(Records of document pages and text)
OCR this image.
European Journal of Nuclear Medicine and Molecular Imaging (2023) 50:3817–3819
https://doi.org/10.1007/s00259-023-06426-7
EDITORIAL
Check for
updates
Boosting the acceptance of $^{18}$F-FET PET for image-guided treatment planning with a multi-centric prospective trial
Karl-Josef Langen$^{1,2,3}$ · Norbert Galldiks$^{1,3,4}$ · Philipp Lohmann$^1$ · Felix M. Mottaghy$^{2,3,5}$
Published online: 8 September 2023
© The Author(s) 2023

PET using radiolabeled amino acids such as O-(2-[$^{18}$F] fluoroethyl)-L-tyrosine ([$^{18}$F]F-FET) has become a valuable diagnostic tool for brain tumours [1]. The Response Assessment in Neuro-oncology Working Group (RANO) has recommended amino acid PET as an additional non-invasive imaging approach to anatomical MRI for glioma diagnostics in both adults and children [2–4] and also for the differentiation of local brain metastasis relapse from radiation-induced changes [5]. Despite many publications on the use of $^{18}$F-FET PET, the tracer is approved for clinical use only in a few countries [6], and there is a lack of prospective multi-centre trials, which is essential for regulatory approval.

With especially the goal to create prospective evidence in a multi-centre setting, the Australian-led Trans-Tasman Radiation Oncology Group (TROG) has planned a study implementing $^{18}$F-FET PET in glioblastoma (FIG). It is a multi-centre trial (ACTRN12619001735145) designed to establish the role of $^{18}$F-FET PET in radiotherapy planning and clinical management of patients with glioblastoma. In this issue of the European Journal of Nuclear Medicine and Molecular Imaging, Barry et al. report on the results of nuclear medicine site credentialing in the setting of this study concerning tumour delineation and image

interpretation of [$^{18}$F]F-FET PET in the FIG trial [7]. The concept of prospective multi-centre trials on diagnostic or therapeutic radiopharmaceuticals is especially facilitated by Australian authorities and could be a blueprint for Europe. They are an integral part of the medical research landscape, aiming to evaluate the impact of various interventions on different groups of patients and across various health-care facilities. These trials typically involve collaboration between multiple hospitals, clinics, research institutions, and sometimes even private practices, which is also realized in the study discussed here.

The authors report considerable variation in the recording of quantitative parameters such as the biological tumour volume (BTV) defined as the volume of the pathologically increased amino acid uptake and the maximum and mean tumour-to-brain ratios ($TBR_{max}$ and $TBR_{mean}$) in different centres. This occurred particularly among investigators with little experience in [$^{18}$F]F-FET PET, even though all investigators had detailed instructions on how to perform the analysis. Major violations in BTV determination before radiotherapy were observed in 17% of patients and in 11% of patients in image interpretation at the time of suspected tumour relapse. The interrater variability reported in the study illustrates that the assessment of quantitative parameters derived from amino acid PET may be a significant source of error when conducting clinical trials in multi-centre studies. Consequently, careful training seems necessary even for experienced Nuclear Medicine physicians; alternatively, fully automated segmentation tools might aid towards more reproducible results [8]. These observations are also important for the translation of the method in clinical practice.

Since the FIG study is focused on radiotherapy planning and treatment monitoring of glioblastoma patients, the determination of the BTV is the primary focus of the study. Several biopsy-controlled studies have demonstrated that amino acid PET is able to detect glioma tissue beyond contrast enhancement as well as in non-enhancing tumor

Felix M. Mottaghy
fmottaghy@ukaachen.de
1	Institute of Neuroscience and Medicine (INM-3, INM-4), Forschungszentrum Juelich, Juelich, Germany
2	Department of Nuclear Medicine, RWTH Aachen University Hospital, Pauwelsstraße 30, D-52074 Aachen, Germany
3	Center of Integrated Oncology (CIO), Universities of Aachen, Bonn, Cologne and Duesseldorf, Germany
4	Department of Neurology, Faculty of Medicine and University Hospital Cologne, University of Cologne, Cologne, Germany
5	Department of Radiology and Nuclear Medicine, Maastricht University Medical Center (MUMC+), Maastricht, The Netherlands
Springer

* **ACTIVITY**:
Line by line, output the data precisely as shown above.

* **WORKED SOLUTION**:
OCR this image.
European Journal of Nuclear Medicine and Molecular Imaging (2023) 50:3817–3819
https://doi.org/10.1007/s00259-023-06426-7
EDITORIAL
Check for
updates
Boosting the acceptance of $^{18}$F-FET PET for image-guided treatment planning with a multi-centric prospective trial
Karl-Josef Langen$^{1,2,3}$ · Norbert Galldiks$^{1,3,4}$ · Philipp Lohmann$^1$ · Felix M. Mottaghy$^{2,3,5}$
Published online: 8 September 2023
© The Author(s) 2023

PET using radiolabeled amino acids such as O-(2-[$^{18}$F] fluoroethyl)-L-tyrosine ([$^{18}$F]F-FET) has become a valuable diagnostic tool for brain tumours [1]. The Response Assessment in Neuro-oncology Working Group (RANO) has recommended amino acid PET as an additional non-invasive imaging approach to anatomical MRI for glioma diagnostics in both adults and children [2–4] and also for the differentiation of local brain metastasis relapse from radiation-induced changes [5]. Despite many publications on the use of $^{18}$F-FET PET, the tracer is approved for clinical use only in a few countries [6], and there is a lack of prospective multi-centre trials, which is essential for regulatory approval.

With especially the goal to create prospective evidence in a multi-centre setting, the Australian-led Trans-Tasman Radiation Oncology Group (TROG) has planned a study implementing $^{18}$F-FET PET in glioblastoma (FIG). It is a multi-centre trial (ACTRN12619001735145) designed to establish the role of $^{18}$F-FET PET in radiotherapy planning and clinical management of patients with glioblastoma. In this issue of the European Journal of Nuclear Medicine and Molecular Imaging, Barry et al. report on the results of nuclear medicine site credentialing in the setting of this study concerning tumour delineation and image

interpretation of [$^{18}$F]F-FET PET in the FIG trial [7]. The concept of prospective multi-centre trials on diagnostic or therapeutic radiopharmaceuticals is especially facilitated by Australian authorities and could be a blueprint for Europe. They are an integral part of the medical research landscape, aiming to evaluate the impact of various interventions on different groups of patients and across various health-care facilities. These trials typically involve collaboration between multiple hospitals, clinics, research institutions, and sometimes even private practices, which is also realized in the study discussed here.

The authors report considerable variation in the recording of quantitative parameters such as the biological tumour volume (BTV) defined as the volume of the pathologically increased amino acid uptake and the maximum and mean tumour-to-brain ratios ($TBR_{max}$ and $TBR_{mean}$) in different centres. This occurred particularly among investigators with little experience in [$^{18}$F]F-FET PET, even though all investigators had detailed instructions on how to perform the analysis. Major violations in BTV determination before radiotherapy were observed in 17% of patients and in 11% of patients in image interpretation at the time of suspected tumour relapse. The interrater variability reported in the study illustrates that the assessment of quantitative parameters derived from amino acid PET may be a significant source of error when conducting clinical trials in multi-centre studies. Consequently, careful training seems necessary even for experienced Nuclear Medicine physicians; alternatively, fully automated segmentation tools might aid towards more reproducible results [8]. These observations are also important for the translation of the method in clinical practice.

Since the FIG study is focused on radiotherapy planning and treatment monitoring of glioblastoma patients, the determination of the BTV is the primary focus of the study. Several biopsy-controlled studies have demonstrated that amino acid PET is able to detect glioma tissue beyond contrast enhancement as well as in non-enhancing tumor

Felix M. Mottaghy
fmottaghy@ukaachen.de
1	Institute of Neuroscience and Medicine (INM-3, INM-4), Forschungszentrum Juelich, Juelich, Germany
2	Department of Nuclear Medicine, RWTH Aachen University Hospital, Pauwelsstraße 30, D-52074 Aachen, Germany
3	Center of Integrated Oncology (CIO), Universities of Aachen, Bonn, Cologne and Duesseldorf, Germany
4	Department of Neurology, Faculty of Medicine and University Hospital Cologne, University of Cologne, Cologne, Germany
5	Department of Radiology and Nuclear Medicine, Maastricht University Medical Center (MUMC+), Maastricht, The Netherlands
Springer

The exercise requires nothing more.